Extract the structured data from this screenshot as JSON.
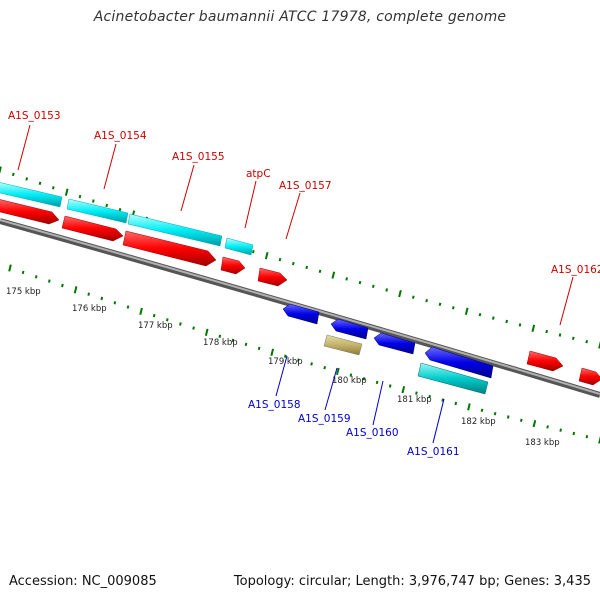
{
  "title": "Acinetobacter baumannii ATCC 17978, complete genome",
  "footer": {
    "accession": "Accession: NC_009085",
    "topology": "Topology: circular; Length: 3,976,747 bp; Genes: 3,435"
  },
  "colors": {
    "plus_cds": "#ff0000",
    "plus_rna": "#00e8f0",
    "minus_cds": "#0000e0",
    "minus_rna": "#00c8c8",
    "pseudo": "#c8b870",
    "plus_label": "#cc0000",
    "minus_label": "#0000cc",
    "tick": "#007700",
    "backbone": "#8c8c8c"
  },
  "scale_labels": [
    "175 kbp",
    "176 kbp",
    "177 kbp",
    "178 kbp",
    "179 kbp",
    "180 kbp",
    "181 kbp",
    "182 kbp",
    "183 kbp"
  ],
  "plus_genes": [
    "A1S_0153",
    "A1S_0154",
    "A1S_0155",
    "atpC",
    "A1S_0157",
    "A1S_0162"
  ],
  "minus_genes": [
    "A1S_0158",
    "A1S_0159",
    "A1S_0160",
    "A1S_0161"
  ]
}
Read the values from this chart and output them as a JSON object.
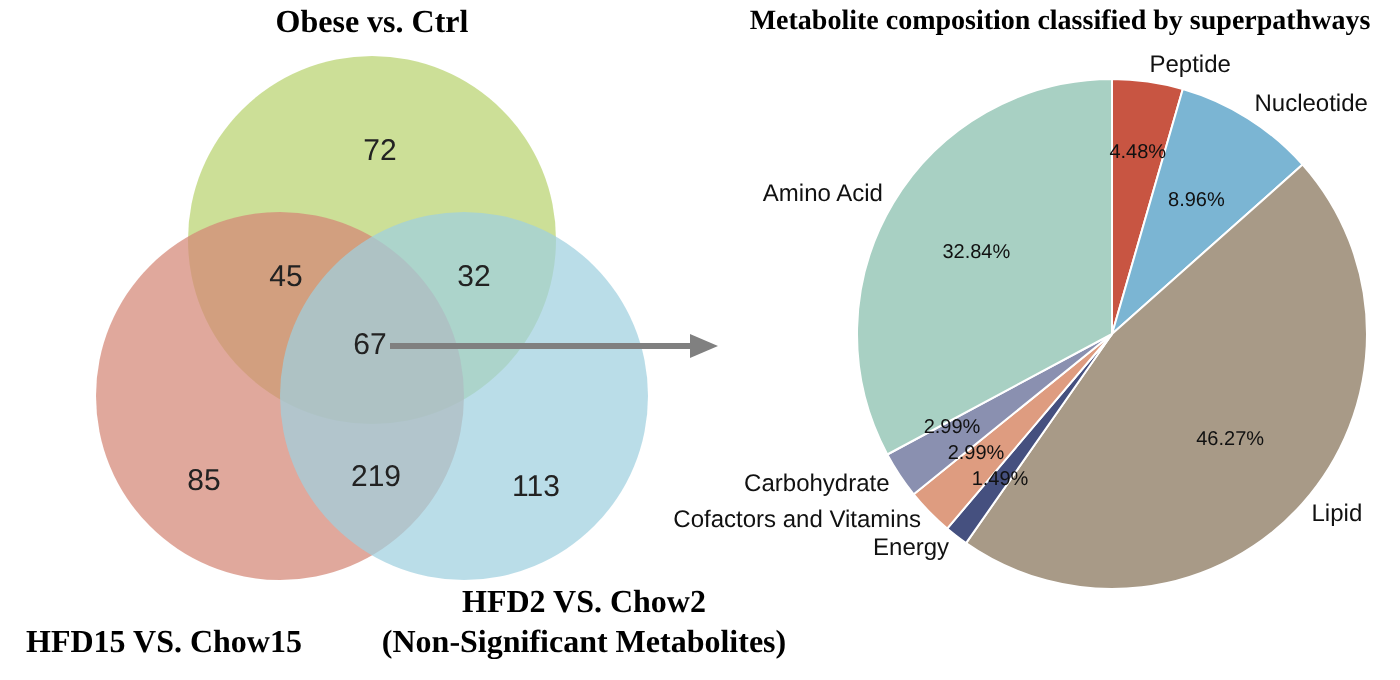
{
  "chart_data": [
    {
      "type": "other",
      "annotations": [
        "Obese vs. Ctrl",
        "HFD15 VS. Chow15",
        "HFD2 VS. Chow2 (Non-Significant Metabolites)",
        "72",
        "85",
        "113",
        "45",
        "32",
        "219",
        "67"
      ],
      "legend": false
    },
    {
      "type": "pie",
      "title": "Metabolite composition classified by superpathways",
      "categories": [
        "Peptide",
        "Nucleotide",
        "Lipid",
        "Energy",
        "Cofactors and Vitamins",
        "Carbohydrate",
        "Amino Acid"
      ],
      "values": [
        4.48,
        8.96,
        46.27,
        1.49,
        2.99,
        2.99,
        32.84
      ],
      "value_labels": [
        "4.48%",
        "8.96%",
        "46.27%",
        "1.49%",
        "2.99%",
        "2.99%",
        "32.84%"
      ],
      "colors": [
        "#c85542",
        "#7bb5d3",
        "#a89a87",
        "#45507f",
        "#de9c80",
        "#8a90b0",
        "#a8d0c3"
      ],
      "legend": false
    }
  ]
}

- - - -

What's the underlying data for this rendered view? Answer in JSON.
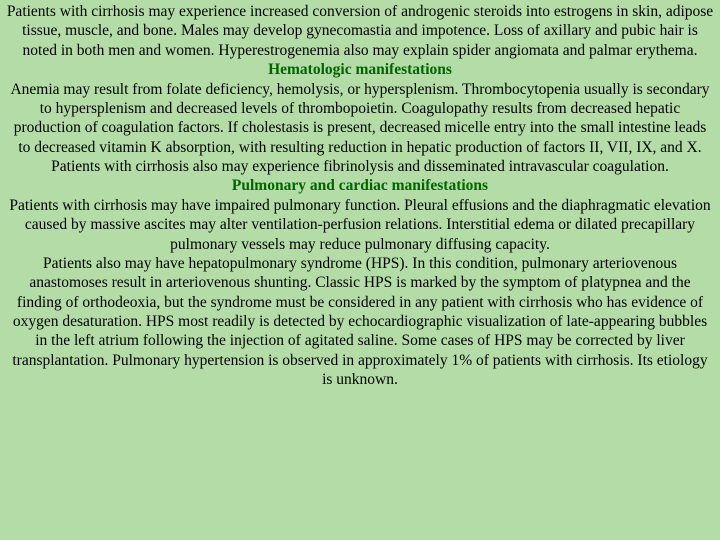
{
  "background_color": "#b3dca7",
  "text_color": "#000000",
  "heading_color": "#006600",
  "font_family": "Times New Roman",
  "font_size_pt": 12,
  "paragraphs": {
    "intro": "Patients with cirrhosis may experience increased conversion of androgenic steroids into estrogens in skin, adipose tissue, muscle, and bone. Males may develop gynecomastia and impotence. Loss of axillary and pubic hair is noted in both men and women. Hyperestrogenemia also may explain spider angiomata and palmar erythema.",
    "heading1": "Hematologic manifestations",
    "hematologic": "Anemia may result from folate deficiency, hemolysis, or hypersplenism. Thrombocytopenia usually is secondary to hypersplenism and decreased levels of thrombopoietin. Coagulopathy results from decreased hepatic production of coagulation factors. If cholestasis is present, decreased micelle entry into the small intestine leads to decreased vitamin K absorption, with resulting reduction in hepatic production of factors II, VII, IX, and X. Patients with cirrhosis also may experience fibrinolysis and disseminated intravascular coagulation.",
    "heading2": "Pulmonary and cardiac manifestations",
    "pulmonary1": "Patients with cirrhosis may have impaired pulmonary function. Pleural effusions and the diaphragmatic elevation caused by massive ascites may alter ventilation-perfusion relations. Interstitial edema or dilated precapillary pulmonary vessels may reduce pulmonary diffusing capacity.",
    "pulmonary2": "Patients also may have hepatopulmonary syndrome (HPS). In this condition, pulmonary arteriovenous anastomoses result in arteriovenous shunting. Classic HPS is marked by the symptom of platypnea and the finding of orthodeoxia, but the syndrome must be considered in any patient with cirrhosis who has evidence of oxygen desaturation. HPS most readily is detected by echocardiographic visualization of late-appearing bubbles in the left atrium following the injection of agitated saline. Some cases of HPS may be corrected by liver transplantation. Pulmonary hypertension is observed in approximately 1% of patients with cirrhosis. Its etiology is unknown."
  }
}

- - - -

- **Task directions**
Look through the material above for the string "also" and copy each line that has it.

- **Answer to the problem**
    "intro": "Patients with cirrhosis may experience increased conversion of androgenic steroids into estrogens in skin, adipose tissue, muscle, and bone. Males may develop gynecomastia and impotence. Loss of axillary and pubic hair is noted in both men and women. Hyperestrogenemia also may explain spider angiomata and palmar erythema.",
    "hematologic": "Anemia may result from folate deficiency, hemolysis, or hypersplenism. Thrombocytopenia usually is secondary to hypersplenism and decreased levels of thrombopoietin. Coagulopathy results from decreased hepatic production of coagulation factors. If cholestasis is present, decreased micelle entry into the small intestine leads to decreased vitamin K absorption, with resulting reduction in hepatic production of factors II, VII, IX, and X. Patients with cirrhosis also may experience fibrinolysis and disseminated intravascular coagulation.",
    "pulmonary2": "Patients also may have hepatopulmonary syndrome (HPS). In this condition, pulmonary arteriovenous anastomoses result in arteriovenous shunting. Classic HPS is marked by the symptom of platypnea and the finding of orthodeoxia, but the syndrome must be considered in any patient with cirrhosis who has evidence of oxygen desaturation. HPS most readily is detected by echocardiographic visualization of late-appearing bubbles in the left atrium following the injection of agitated saline. Some cases of HPS may be corrected by liver transplantation. Pulmonary hypertension is observed in approximately 1% of patients with cirrhosis. Its etiology is unknown."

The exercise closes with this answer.